• _RECORD SET_:
-------------------------

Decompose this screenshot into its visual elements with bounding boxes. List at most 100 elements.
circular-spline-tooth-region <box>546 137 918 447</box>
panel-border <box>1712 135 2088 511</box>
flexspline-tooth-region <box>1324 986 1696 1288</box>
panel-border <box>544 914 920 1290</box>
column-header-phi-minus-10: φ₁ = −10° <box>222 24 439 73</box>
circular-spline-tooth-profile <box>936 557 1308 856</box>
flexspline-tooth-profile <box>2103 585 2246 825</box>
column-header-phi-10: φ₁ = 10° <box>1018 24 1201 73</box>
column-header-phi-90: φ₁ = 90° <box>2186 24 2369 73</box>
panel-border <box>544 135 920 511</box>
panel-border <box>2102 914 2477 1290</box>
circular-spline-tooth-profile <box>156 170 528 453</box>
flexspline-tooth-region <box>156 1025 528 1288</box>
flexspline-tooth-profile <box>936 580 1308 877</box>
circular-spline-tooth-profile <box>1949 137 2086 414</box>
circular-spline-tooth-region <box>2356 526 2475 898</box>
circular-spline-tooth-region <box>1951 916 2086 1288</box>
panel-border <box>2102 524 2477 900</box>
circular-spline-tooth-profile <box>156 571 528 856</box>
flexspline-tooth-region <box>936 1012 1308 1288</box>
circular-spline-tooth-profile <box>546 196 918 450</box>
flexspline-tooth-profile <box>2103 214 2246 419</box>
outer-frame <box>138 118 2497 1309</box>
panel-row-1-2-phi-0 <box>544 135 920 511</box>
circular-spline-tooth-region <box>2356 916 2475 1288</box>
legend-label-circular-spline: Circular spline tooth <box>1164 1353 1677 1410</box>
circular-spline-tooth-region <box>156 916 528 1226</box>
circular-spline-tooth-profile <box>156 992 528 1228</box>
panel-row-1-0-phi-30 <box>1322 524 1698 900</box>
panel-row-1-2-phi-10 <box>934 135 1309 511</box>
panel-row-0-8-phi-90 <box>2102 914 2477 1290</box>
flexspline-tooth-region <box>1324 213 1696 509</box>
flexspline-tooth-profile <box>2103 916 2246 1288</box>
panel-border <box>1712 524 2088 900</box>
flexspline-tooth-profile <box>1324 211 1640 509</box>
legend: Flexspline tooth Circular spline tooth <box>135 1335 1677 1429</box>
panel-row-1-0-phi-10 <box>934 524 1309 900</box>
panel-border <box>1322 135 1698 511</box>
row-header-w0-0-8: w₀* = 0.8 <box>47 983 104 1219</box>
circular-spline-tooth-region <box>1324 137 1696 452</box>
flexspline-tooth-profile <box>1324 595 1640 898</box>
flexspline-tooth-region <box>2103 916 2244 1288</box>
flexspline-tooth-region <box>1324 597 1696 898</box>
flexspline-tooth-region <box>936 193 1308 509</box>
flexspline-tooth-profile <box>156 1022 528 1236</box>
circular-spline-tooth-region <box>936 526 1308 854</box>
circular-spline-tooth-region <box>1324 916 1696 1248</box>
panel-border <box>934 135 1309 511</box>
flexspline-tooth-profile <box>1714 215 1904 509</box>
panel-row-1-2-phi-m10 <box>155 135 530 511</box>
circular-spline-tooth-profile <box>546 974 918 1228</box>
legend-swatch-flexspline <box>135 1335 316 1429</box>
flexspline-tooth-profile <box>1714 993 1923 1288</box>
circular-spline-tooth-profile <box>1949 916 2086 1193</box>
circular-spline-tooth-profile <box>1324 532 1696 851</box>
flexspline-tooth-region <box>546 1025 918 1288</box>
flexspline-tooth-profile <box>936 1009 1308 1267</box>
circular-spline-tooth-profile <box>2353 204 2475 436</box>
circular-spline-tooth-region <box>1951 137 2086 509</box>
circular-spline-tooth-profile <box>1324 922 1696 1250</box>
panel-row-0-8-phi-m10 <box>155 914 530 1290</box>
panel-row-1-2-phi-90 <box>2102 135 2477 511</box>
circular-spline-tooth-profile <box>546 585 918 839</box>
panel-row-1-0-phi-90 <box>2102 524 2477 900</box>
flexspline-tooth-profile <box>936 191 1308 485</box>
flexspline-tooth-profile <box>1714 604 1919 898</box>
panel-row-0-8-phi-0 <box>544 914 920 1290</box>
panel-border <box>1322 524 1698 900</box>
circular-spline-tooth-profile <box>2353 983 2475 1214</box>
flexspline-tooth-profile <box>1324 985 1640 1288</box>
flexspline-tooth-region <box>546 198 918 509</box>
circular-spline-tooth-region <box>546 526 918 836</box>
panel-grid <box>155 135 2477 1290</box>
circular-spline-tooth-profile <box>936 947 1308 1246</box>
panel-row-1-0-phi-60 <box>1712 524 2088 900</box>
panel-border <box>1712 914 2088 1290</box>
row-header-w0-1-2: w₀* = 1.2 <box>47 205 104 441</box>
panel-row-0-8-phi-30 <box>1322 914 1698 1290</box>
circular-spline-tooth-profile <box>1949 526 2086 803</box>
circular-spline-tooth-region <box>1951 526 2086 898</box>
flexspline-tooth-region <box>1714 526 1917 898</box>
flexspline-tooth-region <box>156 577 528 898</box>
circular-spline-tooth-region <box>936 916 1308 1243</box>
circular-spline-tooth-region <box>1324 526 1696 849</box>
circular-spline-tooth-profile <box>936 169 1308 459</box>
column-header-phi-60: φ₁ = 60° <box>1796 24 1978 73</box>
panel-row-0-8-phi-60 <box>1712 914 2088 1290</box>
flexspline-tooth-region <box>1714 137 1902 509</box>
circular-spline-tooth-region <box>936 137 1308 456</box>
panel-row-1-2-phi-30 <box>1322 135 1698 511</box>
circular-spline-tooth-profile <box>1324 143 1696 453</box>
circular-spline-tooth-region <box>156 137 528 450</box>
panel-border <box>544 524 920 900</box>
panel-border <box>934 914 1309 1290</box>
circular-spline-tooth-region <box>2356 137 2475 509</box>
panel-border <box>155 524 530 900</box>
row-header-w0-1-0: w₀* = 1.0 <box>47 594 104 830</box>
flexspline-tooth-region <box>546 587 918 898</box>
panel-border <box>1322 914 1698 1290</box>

-------------------------

• _AIM OF THE TASK_:
Please copy all of the data above line for line, changing nothing.

• _SOLUTION TO THE PROBLEM_:
Decompose this screenshot into its visual elements with bounding boxes. List at most 100 elements.
circular-spline-tooth-region <box>546 137 918 447</box>
panel-border <box>1712 135 2088 511</box>
flexspline-tooth-region <box>1324 986 1696 1288</box>
panel-border <box>544 914 920 1290</box>
column-header-phi-minus-10: φ₁ = −10° <box>222 24 439 73</box>
circular-spline-tooth-profile <box>936 557 1308 856</box>
flexspline-tooth-profile <box>2103 585 2246 825</box>
column-header-phi-10: φ₁ = 10° <box>1018 24 1201 73</box>
column-header-phi-90: φ₁ = 90° <box>2186 24 2369 73</box>
panel-border <box>544 135 920 511</box>
panel-border <box>2102 914 2477 1290</box>
circular-spline-tooth-profile <box>156 170 528 453</box>
flexspline-tooth-region <box>156 1025 528 1288</box>
flexspline-tooth-profile <box>936 580 1308 877</box>
circular-spline-tooth-profile <box>1949 137 2086 414</box>
circular-spline-tooth-region <box>2356 526 2475 898</box>
circular-spline-tooth-region <box>1951 916 2086 1288</box>
panel-border <box>2102 524 2477 900</box>
circular-spline-tooth-profile <box>156 571 528 856</box>
flexspline-tooth-region <box>936 1012 1308 1288</box>
circular-spline-tooth-profile <box>546 196 918 450</box>
flexspline-tooth-profile <box>2103 214 2246 419</box>
outer-frame <box>138 118 2497 1309</box>
panel-row-1-2-phi-0 <box>544 135 920 511</box>
circular-spline-tooth-region <box>2356 916 2475 1288</box>
legend-label-circular-spline: Circular spline tooth <box>1164 1353 1677 1410</box>
circular-spline-tooth-region <box>156 916 528 1226</box>
circular-spline-tooth-profile <box>156 992 528 1228</box>
panel-row-1-0-phi-30 <box>1322 524 1698 900</box>
panel-row-1-2-phi-10 <box>934 135 1309 511</box>
panel-row-0-8-phi-90 <box>2102 914 2477 1290</box>
flexspline-tooth-region <box>1324 213 1696 509</box>
flexspline-tooth-profile <box>2103 916 2246 1288</box>
panel-border <box>1712 524 2088 900</box>
flexspline-tooth-profile <box>1324 211 1640 509</box>
legend: Flexspline tooth Circular spline tooth <box>135 1335 1677 1429</box>
panel-row-1-0-phi-10 <box>934 524 1309 900</box>
panel-border <box>1322 135 1698 511</box>
row-header-w0-0-8: w₀* = 0.8 <box>47 983 104 1219</box>
circular-spline-tooth-region <box>1324 137 1696 452</box>
flexspline-tooth-profile <box>1324 595 1640 898</box>
flexspline-tooth-region <box>2103 916 2244 1288</box>
flexspline-tooth-region <box>1324 597 1696 898</box>
flexspline-tooth-region <box>936 193 1308 509</box>
flexspline-tooth-profile <box>156 1022 528 1236</box>
circular-spline-tooth-region <box>936 526 1308 854</box>
circular-spline-tooth-region <box>1324 916 1696 1248</box>
panel-border <box>934 135 1309 511</box>
flexspline-tooth-profile <box>1714 215 1904 509</box>
panel-row-1-2-phi-m10 <box>155 135 530 511</box>
circular-spline-tooth-profile <box>546 974 918 1228</box>
legend-swatch-flexspline <box>135 1335 316 1429</box>
flexspline-tooth-profile <box>1714 993 1923 1288</box>
circular-spline-tooth-profile <box>1949 916 2086 1193</box>
circular-spline-tooth-profile <box>1324 532 1696 851</box>
flexspline-tooth-region <box>546 1025 918 1288</box>
flexspline-tooth-profile <box>936 1009 1308 1267</box>
circular-spline-tooth-profile <box>2353 204 2475 436</box>
circular-spline-tooth-region <box>1951 137 2086 509</box>
circular-spline-tooth-profile <box>1324 922 1696 1250</box>
panel-row-0-8-phi-m10 <box>155 914 530 1290</box>
panel-row-1-2-phi-90 <box>2102 135 2477 511</box>
circular-spline-tooth-profile <box>546 585 918 839</box>
panel-row-1-0-phi-90 <box>2102 524 2477 900</box>
flexspline-tooth-profile <box>936 191 1308 485</box>
flexspline-tooth-profile <box>1714 604 1919 898</box>
panel-row-0-8-phi-0 <box>544 914 920 1290</box>
panel-border <box>1322 524 1698 900</box>
circular-spline-tooth-profile <box>2353 983 2475 1214</box>
flexspline-tooth-profile <box>1324 985 1640 1288</box>
flexspline-tooth-region <box>546 198 918 509</box>
circular-spline-tooth-region <box>546 526 918 836</box>
panel-grid <box>155 135 2477 1290</box>
circular-spline-tooth-profile <box>936 947 1308 1246</box>
panel-row-1-0-phi-60 <box>1712 524 2088 900</box>
panel-border <box>1712 914 2088 1290</box>
row-header-w0-1-2: w₀* = 1.2 <box>47 205 104 441</box>
panel-row-0-8-phi-30 <box>1322 914 1698 1290</box>
circular-spline-tooth-profile <box>1949 526 2086 803</box>
circular-spline-tooth-region <box>1951 526 2086 898</box>
flexspline-tooth-region <box>1714 526 1917 898</box>
flexspline-tooth-region <box>156 577 528 898</box>
circular-spline-tooth-region <box>936 916 1308 1243</box>
circular-spline-tooth-region <box>1324 526 1696 849</box>
circular-spline-tooth-profile <box>936 169 1308 459</box>
column-header-phi-60: φ₁ = 60° <box>1796 24 1978 73</box>
panel-row-0-8-phi-60 <box>1712 914 2088 1290</box>
flexspline-tooth-region <box>1714 137 1902 509</box>
circular-spline-tooth-region <box>936 137 1308 456</box>
panel-row-1-2-phi-30 <box>1322 135 1698 511</box>
circular-spline-tooth-profile <box>1324 143 1696 453</box>
circular-spline-tooth-region <box>156 137 528 450</box>
panel-border <box>544 524 920 900</box>
panel-border <box>934 914 1309 1290</box>
circular-spline-tooth-region <box>2356 137 2475 509</box>
panel-border <box>155 524 530 900</box>
row-header-w0-1-0: w₀* = 1.0 <box>47 594 104 830</box>
flexspline-tooth-region <box>546 587 918 898</box>
panel-border <box>1322 914 1698 1290</box>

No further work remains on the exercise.